## STATED TASK
Where a line below holds the string "What", copy that line.
+++
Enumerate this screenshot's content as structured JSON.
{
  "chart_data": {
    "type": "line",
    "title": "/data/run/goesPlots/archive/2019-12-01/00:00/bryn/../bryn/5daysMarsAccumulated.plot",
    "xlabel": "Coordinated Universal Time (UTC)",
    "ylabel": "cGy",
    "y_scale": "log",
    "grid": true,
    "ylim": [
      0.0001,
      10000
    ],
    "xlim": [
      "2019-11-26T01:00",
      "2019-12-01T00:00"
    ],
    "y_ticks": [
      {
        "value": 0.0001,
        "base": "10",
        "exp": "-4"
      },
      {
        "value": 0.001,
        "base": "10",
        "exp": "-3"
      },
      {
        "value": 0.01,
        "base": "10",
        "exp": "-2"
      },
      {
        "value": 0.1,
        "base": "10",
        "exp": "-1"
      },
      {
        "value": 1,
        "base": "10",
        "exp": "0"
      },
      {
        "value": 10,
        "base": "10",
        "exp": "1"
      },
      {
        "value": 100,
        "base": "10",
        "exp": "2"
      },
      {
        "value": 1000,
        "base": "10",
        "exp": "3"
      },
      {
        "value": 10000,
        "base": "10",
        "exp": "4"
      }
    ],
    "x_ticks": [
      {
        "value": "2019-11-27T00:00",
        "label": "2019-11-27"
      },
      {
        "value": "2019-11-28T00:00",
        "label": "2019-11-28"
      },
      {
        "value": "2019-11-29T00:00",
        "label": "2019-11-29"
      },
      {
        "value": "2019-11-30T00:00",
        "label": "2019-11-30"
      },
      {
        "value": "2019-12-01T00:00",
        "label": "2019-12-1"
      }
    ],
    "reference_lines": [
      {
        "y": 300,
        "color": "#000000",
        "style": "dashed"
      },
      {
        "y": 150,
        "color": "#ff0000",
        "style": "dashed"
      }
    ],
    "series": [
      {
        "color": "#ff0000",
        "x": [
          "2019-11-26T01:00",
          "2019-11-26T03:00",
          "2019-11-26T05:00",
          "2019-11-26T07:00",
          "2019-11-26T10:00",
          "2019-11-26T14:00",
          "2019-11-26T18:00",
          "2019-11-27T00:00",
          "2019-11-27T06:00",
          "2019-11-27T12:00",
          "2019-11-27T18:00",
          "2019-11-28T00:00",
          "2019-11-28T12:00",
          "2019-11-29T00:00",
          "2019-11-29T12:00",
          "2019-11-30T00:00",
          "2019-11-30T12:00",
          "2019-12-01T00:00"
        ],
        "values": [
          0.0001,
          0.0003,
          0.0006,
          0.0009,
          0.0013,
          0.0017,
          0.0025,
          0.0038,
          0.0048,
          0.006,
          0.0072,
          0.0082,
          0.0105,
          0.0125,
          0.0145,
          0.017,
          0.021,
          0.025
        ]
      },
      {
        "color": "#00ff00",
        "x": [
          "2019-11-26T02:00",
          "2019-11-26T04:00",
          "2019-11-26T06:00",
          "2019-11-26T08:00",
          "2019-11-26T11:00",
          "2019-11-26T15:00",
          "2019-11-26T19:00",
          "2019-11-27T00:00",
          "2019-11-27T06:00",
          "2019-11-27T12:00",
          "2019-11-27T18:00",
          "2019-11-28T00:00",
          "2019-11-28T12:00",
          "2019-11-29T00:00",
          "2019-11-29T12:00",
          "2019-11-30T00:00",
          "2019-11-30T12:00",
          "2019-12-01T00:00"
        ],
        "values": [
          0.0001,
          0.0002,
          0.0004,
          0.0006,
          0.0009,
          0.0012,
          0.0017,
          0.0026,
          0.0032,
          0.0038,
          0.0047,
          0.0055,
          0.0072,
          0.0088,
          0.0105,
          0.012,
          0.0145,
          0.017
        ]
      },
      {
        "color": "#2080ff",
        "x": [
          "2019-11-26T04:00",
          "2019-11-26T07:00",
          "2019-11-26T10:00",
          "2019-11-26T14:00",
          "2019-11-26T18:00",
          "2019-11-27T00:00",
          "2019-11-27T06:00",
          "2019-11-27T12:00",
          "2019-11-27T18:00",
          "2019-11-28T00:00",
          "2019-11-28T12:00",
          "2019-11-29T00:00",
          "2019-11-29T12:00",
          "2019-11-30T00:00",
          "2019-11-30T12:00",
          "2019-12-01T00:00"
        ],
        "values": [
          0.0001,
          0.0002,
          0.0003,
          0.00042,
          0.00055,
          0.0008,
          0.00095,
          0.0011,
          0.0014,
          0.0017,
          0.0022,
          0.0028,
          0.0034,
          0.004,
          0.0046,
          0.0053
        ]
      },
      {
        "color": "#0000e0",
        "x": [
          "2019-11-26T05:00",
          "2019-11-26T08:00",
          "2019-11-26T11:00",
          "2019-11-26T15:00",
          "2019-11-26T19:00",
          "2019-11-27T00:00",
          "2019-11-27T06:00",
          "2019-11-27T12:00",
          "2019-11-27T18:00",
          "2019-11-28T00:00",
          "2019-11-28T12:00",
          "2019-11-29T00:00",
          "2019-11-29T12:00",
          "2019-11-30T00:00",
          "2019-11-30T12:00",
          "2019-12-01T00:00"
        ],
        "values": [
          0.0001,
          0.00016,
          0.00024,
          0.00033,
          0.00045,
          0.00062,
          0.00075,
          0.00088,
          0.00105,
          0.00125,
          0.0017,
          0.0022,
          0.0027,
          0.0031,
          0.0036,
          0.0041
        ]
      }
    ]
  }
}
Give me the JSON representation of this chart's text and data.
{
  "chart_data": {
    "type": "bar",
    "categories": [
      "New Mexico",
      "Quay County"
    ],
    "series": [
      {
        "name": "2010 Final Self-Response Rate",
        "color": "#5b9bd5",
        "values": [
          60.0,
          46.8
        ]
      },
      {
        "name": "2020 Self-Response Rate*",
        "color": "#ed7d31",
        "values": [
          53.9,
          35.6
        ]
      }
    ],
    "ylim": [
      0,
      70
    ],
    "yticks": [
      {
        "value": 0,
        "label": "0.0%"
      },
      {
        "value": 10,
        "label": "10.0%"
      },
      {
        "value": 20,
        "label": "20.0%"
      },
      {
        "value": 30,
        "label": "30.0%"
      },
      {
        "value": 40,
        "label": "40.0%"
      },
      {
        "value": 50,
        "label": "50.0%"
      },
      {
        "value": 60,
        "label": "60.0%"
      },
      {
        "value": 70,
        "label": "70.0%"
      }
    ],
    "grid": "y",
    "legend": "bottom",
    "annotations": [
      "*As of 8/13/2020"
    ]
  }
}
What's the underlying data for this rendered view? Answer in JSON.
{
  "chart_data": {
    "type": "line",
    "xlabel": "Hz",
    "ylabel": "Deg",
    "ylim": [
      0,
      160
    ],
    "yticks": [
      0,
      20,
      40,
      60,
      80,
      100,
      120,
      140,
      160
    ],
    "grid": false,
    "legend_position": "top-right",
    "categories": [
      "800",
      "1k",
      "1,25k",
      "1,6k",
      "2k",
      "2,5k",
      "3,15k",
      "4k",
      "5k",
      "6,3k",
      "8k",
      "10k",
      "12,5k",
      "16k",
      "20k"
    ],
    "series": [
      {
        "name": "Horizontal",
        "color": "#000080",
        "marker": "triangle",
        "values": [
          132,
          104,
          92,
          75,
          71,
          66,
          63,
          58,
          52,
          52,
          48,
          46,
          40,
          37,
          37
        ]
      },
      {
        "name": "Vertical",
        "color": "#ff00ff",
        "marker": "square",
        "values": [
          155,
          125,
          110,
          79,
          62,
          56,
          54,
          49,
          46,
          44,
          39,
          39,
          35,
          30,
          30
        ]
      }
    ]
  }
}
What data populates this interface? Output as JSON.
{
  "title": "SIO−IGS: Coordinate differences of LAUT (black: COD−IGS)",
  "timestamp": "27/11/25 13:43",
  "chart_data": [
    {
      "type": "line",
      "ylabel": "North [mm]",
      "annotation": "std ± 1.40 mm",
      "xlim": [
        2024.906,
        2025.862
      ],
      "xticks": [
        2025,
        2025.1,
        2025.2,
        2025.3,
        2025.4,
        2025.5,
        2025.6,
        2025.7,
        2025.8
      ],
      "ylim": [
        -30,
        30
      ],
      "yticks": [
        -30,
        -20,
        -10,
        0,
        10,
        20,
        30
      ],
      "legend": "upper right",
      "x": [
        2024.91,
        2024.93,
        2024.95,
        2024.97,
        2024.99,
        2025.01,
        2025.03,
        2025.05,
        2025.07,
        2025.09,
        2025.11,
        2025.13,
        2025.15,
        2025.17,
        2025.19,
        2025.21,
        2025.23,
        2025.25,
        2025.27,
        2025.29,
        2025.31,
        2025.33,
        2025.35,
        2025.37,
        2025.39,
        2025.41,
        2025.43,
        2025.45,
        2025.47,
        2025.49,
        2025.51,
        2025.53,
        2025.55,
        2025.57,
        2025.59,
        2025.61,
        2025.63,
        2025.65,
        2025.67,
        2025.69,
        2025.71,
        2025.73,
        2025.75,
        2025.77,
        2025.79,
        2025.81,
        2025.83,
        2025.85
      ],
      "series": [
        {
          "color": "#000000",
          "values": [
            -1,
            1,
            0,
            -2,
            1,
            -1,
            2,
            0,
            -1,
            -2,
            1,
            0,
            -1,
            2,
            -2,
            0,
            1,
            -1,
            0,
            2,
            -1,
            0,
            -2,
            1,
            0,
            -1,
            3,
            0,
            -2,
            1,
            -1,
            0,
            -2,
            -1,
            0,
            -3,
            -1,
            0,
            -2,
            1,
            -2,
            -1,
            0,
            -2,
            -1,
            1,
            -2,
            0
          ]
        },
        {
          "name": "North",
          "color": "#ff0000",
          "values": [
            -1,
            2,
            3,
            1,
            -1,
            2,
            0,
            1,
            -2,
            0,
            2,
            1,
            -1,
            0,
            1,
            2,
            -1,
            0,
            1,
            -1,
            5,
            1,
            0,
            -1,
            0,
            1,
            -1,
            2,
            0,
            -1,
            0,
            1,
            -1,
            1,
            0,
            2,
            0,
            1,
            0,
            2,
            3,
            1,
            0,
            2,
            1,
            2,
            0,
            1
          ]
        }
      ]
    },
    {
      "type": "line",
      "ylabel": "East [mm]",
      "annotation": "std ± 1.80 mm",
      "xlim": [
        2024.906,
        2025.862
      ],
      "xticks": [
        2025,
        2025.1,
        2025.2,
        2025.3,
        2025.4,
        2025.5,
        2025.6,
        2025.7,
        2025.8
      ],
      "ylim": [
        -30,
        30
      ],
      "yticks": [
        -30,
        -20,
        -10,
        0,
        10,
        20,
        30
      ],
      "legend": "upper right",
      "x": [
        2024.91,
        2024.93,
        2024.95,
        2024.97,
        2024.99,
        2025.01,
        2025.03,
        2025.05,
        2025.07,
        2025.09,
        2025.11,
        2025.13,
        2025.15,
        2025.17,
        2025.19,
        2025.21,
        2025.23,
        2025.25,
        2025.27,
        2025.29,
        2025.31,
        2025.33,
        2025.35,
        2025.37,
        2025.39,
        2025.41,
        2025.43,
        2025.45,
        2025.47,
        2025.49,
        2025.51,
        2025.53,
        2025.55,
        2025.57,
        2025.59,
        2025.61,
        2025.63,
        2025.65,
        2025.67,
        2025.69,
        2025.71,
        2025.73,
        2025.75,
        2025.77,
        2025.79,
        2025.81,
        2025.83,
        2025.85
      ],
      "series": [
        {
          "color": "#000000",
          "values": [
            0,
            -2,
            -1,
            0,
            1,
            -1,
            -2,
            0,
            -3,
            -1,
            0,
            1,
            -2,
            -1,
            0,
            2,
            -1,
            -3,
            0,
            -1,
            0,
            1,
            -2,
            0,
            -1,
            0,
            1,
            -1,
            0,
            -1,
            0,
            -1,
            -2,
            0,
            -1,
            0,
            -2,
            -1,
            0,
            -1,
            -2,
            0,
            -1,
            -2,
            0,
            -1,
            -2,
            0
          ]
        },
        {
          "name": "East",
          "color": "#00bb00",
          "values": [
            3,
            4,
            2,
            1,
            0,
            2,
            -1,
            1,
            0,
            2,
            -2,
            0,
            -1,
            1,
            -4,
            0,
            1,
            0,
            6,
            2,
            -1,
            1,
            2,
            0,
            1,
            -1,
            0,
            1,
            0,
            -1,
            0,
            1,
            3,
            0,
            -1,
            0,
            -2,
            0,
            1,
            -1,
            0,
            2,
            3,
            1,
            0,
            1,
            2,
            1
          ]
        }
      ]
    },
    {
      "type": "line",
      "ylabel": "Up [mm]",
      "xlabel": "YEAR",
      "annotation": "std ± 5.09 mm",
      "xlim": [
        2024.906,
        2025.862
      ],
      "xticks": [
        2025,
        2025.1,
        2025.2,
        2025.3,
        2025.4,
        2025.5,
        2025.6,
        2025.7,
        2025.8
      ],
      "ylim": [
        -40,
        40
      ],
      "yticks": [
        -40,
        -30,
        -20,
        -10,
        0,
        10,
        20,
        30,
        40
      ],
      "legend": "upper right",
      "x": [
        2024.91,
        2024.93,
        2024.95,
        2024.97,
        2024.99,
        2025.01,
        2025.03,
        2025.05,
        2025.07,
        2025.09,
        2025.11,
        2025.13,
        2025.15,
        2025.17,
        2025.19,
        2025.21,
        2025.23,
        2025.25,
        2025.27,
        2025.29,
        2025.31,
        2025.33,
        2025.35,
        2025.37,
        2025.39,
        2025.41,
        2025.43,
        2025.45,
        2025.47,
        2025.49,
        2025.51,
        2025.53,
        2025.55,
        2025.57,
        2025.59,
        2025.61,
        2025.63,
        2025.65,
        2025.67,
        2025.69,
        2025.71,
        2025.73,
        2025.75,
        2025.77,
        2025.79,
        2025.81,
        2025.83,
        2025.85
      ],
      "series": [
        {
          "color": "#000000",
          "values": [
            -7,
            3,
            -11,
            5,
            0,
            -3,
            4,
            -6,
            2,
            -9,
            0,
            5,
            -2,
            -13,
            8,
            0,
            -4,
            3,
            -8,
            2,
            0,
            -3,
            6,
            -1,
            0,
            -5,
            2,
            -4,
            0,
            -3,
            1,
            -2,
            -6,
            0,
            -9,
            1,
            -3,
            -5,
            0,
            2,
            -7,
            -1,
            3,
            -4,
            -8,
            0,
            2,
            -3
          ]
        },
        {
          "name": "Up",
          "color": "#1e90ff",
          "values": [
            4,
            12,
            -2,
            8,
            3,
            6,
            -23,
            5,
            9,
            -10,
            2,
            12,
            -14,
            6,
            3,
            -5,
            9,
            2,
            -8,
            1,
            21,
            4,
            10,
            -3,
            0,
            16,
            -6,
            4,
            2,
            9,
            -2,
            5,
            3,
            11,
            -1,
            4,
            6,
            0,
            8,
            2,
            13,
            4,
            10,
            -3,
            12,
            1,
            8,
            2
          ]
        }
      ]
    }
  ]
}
+++
## TASK OUTPUT
What's the underlying data for this rendered view? Answer in JSON.
What data populates this interface? Output as JSON.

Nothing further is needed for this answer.